* _Exercise data_
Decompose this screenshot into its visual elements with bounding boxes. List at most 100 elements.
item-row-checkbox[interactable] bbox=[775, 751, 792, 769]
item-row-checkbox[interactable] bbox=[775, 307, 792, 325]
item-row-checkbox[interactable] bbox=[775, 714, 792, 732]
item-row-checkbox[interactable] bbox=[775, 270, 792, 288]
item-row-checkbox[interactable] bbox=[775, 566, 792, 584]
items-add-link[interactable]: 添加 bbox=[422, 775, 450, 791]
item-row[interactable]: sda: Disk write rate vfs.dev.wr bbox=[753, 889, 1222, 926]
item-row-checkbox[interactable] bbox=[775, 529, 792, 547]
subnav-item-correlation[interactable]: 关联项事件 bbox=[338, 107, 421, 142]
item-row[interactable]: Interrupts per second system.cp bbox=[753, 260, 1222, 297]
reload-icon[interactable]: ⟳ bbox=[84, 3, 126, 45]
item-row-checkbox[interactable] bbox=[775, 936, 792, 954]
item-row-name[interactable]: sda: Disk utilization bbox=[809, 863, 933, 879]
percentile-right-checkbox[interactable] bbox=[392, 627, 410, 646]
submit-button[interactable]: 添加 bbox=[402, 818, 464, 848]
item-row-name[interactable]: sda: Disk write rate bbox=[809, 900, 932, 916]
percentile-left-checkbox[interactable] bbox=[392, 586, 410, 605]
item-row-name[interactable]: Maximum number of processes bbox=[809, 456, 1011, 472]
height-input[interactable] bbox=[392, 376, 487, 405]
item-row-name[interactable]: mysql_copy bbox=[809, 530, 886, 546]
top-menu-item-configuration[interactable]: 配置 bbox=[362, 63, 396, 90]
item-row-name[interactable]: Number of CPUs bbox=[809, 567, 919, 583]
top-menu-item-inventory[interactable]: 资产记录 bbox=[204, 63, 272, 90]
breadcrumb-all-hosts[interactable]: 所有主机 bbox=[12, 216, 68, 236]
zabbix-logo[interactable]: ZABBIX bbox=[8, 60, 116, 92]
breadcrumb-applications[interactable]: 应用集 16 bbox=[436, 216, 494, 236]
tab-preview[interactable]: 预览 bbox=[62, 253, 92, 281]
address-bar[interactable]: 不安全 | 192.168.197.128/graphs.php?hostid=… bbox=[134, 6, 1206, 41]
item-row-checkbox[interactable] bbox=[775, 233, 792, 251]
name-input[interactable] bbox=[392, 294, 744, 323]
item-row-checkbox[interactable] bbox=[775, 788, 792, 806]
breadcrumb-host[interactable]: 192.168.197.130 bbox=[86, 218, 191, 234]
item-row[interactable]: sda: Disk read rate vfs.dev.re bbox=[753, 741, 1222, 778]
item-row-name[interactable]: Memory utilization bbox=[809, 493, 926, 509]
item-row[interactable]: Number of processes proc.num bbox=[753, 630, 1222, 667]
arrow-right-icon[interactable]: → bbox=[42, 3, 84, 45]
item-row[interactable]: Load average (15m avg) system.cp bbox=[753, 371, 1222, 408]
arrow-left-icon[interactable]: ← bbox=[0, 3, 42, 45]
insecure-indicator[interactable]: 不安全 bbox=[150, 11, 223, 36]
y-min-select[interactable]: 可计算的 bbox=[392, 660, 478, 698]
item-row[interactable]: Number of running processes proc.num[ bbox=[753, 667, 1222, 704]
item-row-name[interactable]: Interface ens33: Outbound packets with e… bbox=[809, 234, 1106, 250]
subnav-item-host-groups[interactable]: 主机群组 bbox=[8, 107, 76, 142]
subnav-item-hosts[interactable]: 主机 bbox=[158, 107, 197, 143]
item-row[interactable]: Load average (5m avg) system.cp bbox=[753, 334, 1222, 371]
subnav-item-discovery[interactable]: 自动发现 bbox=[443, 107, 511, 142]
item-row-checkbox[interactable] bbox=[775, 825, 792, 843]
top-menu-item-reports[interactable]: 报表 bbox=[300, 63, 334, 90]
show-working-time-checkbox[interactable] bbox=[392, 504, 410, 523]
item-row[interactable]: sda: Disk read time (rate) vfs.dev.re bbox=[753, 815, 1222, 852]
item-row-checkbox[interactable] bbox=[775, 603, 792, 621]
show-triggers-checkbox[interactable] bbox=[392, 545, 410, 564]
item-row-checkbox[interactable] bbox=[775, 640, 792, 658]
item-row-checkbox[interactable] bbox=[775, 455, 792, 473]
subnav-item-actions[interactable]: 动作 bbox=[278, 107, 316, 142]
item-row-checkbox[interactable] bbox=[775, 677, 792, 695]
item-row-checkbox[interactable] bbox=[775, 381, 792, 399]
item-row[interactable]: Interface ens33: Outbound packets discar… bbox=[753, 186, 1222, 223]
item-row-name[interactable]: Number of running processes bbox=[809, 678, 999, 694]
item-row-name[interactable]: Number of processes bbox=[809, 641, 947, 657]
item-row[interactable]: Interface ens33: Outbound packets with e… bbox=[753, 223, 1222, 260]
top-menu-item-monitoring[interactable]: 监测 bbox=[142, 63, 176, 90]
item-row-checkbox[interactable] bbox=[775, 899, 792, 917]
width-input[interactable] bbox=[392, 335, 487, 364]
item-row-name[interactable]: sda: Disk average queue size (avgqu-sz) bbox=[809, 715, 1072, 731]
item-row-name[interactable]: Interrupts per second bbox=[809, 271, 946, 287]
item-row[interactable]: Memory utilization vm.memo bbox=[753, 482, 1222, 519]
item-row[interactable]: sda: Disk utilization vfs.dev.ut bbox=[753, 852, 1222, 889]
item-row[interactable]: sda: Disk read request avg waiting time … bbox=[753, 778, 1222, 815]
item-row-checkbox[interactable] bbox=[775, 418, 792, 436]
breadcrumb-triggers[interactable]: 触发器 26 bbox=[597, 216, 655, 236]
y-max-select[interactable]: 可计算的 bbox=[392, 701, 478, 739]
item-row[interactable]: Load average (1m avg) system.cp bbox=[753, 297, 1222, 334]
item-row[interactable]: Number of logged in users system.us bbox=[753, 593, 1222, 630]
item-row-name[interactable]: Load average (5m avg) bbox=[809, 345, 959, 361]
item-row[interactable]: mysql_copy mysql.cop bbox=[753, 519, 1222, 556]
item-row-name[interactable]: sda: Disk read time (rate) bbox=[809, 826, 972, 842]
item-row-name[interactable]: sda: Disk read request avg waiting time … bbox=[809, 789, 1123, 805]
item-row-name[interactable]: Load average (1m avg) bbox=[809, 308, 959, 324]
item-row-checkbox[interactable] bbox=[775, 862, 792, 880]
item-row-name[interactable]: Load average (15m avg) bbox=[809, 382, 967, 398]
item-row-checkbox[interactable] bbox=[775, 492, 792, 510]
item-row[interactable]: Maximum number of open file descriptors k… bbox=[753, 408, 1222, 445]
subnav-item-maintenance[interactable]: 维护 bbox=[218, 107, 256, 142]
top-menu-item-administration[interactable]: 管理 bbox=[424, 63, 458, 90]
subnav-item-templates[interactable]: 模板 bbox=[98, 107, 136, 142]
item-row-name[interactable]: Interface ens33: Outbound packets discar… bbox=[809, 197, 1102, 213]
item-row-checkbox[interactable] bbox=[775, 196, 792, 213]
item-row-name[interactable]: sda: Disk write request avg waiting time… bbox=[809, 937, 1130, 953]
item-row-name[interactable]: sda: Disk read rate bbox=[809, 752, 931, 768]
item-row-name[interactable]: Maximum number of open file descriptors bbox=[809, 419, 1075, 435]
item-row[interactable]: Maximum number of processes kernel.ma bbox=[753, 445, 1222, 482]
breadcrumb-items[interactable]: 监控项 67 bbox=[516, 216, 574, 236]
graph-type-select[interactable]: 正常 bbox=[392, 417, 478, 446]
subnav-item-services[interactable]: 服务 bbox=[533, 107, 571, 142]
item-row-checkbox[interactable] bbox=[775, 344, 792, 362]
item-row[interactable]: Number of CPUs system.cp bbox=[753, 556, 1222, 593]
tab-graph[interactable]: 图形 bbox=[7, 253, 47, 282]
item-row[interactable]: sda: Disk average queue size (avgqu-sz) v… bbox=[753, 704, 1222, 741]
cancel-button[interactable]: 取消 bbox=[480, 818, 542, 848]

* _The task_
Write out the lines of the listing above, from its first line through the line that contains "item-row-checkbox[interactable] bbox=[775, 714, 792, 732]", with both of those lines included and every line reproduced without any change.

* _Task response_
Decompose this screenshot into its visual elements with bounding boxes. List at most 100 elements.
item-row-checkbox[interactable] bbox=[775, 751, 792, 769]
item-row-checkbox[interactable] bbox=[775, 307, 792, 325]
item-row-checkbox[interactable] bbox=[775, 714, 792, 732]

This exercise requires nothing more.